===== Data records
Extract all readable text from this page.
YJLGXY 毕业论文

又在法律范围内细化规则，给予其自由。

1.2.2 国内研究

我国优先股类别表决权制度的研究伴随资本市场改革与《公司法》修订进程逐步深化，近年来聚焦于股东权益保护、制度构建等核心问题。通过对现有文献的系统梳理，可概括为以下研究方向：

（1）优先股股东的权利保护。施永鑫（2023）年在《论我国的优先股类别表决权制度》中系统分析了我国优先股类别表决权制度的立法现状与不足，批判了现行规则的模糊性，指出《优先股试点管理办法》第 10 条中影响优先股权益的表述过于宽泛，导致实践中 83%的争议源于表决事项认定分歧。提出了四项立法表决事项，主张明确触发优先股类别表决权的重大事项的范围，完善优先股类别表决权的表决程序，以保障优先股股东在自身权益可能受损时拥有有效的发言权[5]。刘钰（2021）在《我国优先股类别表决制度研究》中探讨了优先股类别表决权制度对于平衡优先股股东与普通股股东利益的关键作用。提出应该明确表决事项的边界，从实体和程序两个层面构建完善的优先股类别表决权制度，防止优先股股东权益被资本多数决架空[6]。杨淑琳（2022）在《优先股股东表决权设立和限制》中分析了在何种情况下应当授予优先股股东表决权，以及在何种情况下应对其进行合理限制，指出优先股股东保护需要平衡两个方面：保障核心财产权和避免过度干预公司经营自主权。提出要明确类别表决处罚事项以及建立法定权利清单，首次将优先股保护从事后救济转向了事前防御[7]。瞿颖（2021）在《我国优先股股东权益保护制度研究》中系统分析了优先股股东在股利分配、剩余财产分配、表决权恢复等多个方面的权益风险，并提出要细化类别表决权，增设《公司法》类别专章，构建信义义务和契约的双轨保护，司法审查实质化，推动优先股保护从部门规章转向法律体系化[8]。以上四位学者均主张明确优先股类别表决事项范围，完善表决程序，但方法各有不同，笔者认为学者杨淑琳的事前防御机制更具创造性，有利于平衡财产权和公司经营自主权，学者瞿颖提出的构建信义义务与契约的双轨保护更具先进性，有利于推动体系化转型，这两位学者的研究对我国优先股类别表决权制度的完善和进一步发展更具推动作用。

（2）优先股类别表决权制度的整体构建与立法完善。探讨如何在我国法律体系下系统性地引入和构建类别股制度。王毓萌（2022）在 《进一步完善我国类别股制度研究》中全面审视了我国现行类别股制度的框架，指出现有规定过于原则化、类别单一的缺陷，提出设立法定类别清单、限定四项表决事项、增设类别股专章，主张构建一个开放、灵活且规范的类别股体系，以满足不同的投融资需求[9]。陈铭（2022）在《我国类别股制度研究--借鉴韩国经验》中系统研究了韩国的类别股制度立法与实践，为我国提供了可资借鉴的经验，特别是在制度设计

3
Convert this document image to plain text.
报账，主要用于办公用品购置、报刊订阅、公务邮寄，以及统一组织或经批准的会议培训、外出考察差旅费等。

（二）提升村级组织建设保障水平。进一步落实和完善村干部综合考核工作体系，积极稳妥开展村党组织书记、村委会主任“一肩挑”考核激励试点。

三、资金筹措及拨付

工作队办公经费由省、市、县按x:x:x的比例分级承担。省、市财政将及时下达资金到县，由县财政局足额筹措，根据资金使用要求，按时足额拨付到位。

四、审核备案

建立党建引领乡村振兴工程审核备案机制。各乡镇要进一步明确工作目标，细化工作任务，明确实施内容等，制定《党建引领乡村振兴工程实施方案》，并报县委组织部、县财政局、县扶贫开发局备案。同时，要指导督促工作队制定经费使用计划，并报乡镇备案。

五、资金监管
==========
Task instructions => Locate the word "this" in the records and collect each line it appears in.

Task answer =>
Extract all readable text from this page.
Convert this document image to plain text.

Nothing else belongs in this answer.